Reproduce the records below exactly as they appear, omitting any pictures they contain.

_GIVEN INFORMATION_
------
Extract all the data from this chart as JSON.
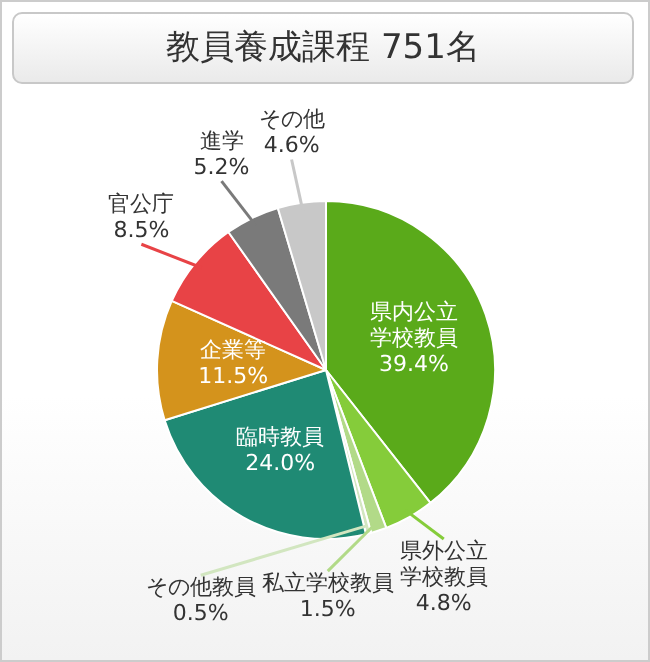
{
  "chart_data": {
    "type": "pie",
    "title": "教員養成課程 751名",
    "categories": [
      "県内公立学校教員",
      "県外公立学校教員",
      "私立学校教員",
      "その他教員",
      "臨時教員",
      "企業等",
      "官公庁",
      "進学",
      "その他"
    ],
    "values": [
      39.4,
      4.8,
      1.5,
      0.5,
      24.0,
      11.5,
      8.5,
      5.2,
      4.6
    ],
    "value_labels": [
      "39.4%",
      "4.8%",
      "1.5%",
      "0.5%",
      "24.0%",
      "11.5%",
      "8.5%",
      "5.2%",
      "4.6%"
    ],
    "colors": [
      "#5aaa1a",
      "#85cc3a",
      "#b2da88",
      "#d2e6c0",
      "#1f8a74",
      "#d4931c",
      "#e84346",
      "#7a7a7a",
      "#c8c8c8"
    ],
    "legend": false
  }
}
------
_SOLUTION TO THIS PROBLEM_
Extract all the data from this chart as JSON.
{
  "chart_data": {
    "type": "pie",
    "title": "教員養成課程 751名",
    "categories": [
      "県内公立学校教員",
      "県外公立学校教員",
      "私立学校教員",
      "その他教員",
      "臨時教員",
      "企業等",
      "官公庁",
      "進学",
      "その他"
    ],
    "values": [
      39.4,
      4.8,
      1.5,
      0.5,
      24.0,
      11.5,
      8.5,
      5.2,
      4.6
    ],
    "value_labels": [
      "39.4%",
      "4.8%",
      "1.5%",
      "0.5%",
      "24.0%",
      "11.5%",
      "8.5%",
      "5.2%",
      "4.6%"
    ],
    "colors": [
      "#5aaa1a",
      "#85cc3a",
      "#b2da88",
      "#d2e6c0",
      "#1f8a74",
      "#d4931c",
      "#e84346",
      "#7a7a7a",
      "#c8c8c8"
    ],
    "legend": false
  }
}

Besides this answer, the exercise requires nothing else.